DIRECTIONS: Your task is to output the entries below word for word.

TASK MATERIAL:
------------------------------------
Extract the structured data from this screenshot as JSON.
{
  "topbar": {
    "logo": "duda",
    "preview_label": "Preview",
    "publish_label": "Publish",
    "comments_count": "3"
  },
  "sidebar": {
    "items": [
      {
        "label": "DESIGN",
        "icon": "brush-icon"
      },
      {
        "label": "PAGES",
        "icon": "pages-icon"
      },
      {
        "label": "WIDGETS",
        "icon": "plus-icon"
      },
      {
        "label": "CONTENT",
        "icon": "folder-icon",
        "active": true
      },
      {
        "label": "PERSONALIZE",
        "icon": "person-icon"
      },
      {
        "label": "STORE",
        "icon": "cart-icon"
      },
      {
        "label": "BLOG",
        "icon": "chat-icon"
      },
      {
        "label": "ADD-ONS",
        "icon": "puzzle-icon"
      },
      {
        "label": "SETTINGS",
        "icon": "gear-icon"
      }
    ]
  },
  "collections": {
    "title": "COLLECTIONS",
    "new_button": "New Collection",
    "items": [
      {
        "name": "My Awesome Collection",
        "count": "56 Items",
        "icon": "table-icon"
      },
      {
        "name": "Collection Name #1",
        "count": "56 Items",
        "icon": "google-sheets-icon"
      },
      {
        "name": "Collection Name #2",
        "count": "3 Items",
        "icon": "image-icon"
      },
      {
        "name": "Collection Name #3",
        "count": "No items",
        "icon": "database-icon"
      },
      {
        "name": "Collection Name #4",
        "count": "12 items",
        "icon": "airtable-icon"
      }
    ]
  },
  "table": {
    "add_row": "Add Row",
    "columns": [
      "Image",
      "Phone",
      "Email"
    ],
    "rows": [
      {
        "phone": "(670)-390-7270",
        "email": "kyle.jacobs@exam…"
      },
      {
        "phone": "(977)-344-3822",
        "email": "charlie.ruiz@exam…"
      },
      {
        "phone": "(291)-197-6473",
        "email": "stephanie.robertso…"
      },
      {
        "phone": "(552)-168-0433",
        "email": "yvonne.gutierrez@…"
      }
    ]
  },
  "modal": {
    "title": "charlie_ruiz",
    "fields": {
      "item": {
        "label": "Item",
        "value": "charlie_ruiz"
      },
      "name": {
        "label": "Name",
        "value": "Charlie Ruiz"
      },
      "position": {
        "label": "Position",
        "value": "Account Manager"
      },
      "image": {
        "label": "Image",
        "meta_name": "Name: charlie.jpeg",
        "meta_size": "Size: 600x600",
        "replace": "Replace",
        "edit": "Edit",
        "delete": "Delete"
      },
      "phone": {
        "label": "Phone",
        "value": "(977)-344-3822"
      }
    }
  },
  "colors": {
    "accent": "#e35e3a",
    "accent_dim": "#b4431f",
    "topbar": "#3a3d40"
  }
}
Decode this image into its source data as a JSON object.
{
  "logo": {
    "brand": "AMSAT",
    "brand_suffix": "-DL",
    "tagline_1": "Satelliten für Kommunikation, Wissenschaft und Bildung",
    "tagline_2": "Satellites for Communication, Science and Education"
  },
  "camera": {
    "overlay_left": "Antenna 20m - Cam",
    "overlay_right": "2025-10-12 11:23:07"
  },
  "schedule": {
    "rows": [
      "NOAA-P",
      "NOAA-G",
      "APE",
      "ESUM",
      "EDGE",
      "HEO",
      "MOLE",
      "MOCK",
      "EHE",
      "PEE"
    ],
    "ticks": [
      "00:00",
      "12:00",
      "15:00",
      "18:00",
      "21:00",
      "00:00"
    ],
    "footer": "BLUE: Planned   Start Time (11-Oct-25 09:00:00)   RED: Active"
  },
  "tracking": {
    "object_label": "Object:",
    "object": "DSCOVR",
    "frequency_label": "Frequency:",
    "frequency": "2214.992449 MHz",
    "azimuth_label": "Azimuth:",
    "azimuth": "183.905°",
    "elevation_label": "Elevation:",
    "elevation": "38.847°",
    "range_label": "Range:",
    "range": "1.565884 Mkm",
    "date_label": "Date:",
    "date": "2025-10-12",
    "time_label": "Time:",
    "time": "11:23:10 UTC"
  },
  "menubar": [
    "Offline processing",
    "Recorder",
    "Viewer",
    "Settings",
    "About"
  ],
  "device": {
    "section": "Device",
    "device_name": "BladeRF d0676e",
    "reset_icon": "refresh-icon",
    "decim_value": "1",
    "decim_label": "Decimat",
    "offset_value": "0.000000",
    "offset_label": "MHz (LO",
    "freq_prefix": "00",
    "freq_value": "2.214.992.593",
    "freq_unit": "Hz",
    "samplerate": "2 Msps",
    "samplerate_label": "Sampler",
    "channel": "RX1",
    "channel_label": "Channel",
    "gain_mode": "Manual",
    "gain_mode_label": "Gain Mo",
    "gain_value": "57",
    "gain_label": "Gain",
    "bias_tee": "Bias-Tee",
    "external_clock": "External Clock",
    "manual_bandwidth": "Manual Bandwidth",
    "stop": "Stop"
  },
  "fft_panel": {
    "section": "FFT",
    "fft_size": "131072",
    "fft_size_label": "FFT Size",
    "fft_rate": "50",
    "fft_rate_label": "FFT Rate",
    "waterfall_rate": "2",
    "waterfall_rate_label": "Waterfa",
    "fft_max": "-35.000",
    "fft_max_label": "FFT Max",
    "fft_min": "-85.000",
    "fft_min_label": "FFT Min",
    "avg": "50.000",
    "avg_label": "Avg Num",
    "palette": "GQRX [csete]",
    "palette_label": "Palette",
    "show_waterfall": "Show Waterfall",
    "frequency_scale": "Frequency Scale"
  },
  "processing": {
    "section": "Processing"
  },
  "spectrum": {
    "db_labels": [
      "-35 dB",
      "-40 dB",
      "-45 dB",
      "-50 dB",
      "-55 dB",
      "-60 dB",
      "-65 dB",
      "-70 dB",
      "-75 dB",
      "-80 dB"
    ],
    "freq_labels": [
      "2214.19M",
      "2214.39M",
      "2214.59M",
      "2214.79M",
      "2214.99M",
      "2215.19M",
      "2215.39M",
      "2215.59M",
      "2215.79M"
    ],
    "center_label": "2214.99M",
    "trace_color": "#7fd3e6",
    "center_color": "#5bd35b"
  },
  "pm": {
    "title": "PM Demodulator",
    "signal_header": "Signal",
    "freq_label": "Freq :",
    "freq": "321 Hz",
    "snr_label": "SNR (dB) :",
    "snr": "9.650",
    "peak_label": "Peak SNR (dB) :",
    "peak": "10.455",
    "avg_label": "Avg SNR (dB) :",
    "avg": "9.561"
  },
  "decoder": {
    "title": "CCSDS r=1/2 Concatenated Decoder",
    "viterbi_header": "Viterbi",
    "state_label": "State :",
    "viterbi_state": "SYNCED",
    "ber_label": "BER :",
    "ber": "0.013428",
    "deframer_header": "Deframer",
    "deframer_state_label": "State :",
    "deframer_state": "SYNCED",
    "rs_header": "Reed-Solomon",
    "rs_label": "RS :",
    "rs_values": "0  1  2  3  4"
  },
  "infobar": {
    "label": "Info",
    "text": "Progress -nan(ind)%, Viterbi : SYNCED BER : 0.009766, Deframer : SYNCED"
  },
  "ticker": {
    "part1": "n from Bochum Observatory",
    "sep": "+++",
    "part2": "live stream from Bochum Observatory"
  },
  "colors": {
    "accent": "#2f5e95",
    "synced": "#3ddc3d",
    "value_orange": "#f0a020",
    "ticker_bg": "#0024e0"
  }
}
------------------------------------
EXPECTED ANSWER:
Extract the structured data from this screenshot as JSON.
{
  "topbar": {
    "logo": "duda",
    "preview_label": "Preview",
    "publish_label": "Publish",
    "comments_count": "3"
  },
  "sidebar": {
    "items": [
      {
        "label": "DESIGN",
        "icon": "brush-icon"
      },
      {
        "label": "PAGES",
        "icon": "pages-icon"
      },
      {
        "label": "WIDGETS",
        "icon": "plus-icon"
      },
      {
        "label": "CONTENT",
        "icon": "folder-icon",
        "active": true
      },
      {
        "label": "PERSONALIZE",
        "icon": "person-icon"
      },
      {
        "label": "STORE",
        "icon": "cart-icon"
      },
      {
        "label": "BLOG",
        "icon": "chat-icon"
      },
      {
        "label": "ADD-ONS",
        "icon": "puzzle-icon"
      },
      {
        "label": "SETTINGS",
        "icon": "gear-icon"
      }
    ]
  },
  "collections": {
    "title": "COLLECTIONS",
    "new_button": "New Collection",
    "items": [
      {
        "name": "My Awesome Collection",
        "count": "56 Items",
        "icon": "table-icon"
      },
      {
        "name": "Collection Name #1",
        "count": "56 Items",
        "icon": "google-sheets-icon"
      },
      {
        "name": "Collection Name #2",
        "count": "3 Items",
        "icon": "image-icon"
      },
      {
        "name": "Collection Name #3",
        "count": "No items",
        "icon": "database-icon"
      },
      {
        "name": "Collection Name #4",
        "count": "12 items",
        "icon": "airtable-icon"
      }
    ]
  },
  "table": {
    "add_row": "Add Row",
    "columns": [
      "Image",
      "Phone",
      "Email"
    ],
    "rows": [
      {
        "phone": "(670)-390-7270",
        "email": "kyle.jacobs@exam…"
      },
      {
        "phone": "(977)-344-3822",
        "email": "charlie.ruiz@exam…"
      },
      {
        "phone": "(291)-197-6473",
        "email": "stephanie.robertso…"
      },
      {
        "phone": "(552)-168-0433",
        "email": "yvonne.gutierrez@…"
      }
    ]
  },
  "modal": {
    "title": "charlie_ruiz",
    "fields": {
      "item": {
        "label": "Item",
        "value": "charlie_ruiz"
      },
      "name": {
        "label": "Name",
        "value": "Charlie Ruiz"
      },
      "position": {
        "label": "Position",
        "value": "Account Manager"
      },
      "image": {
        "label": "Image",
        "meta_name": "Name: charlie.jpeg",
        "meta_size": "Size: 600x600",
        "replace": "Replace",
        "edit": "Edit",
        "delete": "Delete"
      },
      "phone": {
        "label": "Phone",
        "value": "(977)-344-3822"
      }
    }
  },
  "colors": {
    "accent": "#e35e3a",
    "accent_dim": "#b4431f",
    "topbar": "#3a3d40"
  }
}
Decode this image into its source data as a JSON object.
{
  "logo": {
    "brand": "AMSAT",
    "brand_suffix": "-DL",
    "tagline_1": "Satelliten für Kommunikation, Wissenschaft und Bildung",
    "tagline_2": "Satellites for Communication, Science and Education"
  },
  "camera": {
    "overlay_left": "Antenna 20m - Cam",
    "overlay_right": "2025-10-12 11:23:07"
  },
  "schedule": {
    "rows": [
      "NOAA-P",
      "NOAA-G",
      "APE",
      "ESUM",
      "EDGE",
      "HEO",
      "MOLE",
      "MOCK",
      "EHE",
      "PEE"
    ],
    "ticks": [
      "00:00",
      "12:00",
      "15:00",
      "18:00",
      "21:00",
      "00:00"
    ],
    "footer": "BLUE: Planned   Start Time (11-Oct-25 09:00:00)   RED: Active"
  },
  "tracking": {
    "object_label": "Object:",
    "object": "DSCOVR",
    "frequency_label": "Frequency:",
    "frequency": "2214.992449 MHz",
    "azimuth_label": "Azimuth:",
    "azimuth": "183.905°",
    "elevation_label": "Elevation:",
    "elevation": "38.847°",
    "range_label": "Range:",
    "range": "1.565884 Mkm",
    "date_label": "Date:",
    "date": "2025-10-12",
    "time_label": "Time:",
    "time": "11:23:10 UTC"
  },
  "menubar": [
    "Offline processing",
    "Recorder",
    "Viewer",
    "Settings",
    "About"
  ],
  "device": {
    "section": "Device",
    "device_name": "BladeRF d0676e",
    "reset_icon": "refresh-icon",
    "decim_value": "1",
    "decim_label": "Decimat",
    "offset_value": "0.000000",
    "offset_label": "MHz (LO",
    "freq_prefix": "00",
    "freq_value": "2.214.992.593",
    "freq_unit": "Hz",
    "samplerate": "2 Msps",
    "samplerate_label": "Sampler",
    "channel": "RX1",
    "channel_label": "Channel",
    "gain_mode": "Manual",
    "gain_mode_label": "Gain Mo",
    "gain_value": "57",
    "gain_label": "Gain",
    "bias_tee": "Bias-Tee",
    "external_clock": "External Clock",
    "manual_bandwidth": "Manual Bandwidth",
    "stop": "Stop"
  },
  "fft_panel": {
    "section": "FFT",
    "fft_size": "131072",
    "fft_size_label": "FFT Size",
    "fft_rate": "50",
    "fft_rate_label": "FFT Rate",
    "waterfall_rate": "2",
    "waterfall_rate_label": "Waterfa",
    "fft_max": "-35.000",
    "fft_max_label": "FFT Max",
    "fft_min": "-85.000",
    "fft_min_label": "FFT Min",
    "avg": "50.000",
    "avg_label": "Avg Num",
    "palette": "GQRX [csete]",
    "palette_label": "Palette",
    "show_waterfall": "Show Waterfall",
    "frequency_scale": "Frequency Scale"
  },
  "processing": {
    "section": "Processing"
  },
  "spectrum": {
    "db_labels": [
      "-35 dB",
      "-40 dB",
      "-45 dB",
      "-50 dB",
      "-55 dB",
      "-60 dB",
      "-65 dB",
      "-70 dB",
      "-75 dB",
      "-80 dB"
    ],
    "freq_labels": [
      "2214.19M",
      "2214.39M",
      "2214.59M",
      "2214.79M",
      "2214.99M",
      "2215.19M",
      "2215.39M",
      "2215.59M",
      "2215.79M"
    ],
    "center_label": "2214.99M",
    "trace_color": "#7fd3e6",
    "center_color": "#5bd35b"
  },
  "pm": {
    "title": "PM Demodulator",
    "signal_header": "Signal",
    "freq_label": "Freq :",
    "freq": "321 Hz",
    "snr_label": "SNR (dB) :",
    "snr": "9.650",
    "peak_label": "Peak SNR (dB) :",
    "peak": "10.455",
    "avg_label": "Avg SNR (dB) :",
    "avg": "9.561"
  },
  "decoder": {
    "title": "CCSDS r=1/2 Concatenated Decoder",
    "viterbi_header": "Viterbi",
    "state_label": "State :",
    "viterbi_state": "SYNCED",
    "ber_label": "BER :",
    "ber": "0.013428",
    "deframer_header": "Deframer",
    "deframer_state_label": "State :",
    "deframer_state": "SYNCED",
    "rs_header": "Reed-Solomon",
    "rs_label": "RS :",
    "rs_values": "0  1  2  3  4"
  },
  "infobar": {
    "label": "Info",
    "text": "Progress -nan(ind)%, Viterbi : SYNCED BER : 0.009766, Deframer : SYNCED"
  },
  "ticker": {
    "part1": "n from Bochum Observatory",
    "sep": "+++",
    "part2": "live stream from Bochum Observatory"
  },
  "colors": {
    "accent": "#2f5e95",
    "synced": "#3ddc3d",
    "value_orange": "#f0a020",
    "ticker_bg": "#0024e0"
  }
}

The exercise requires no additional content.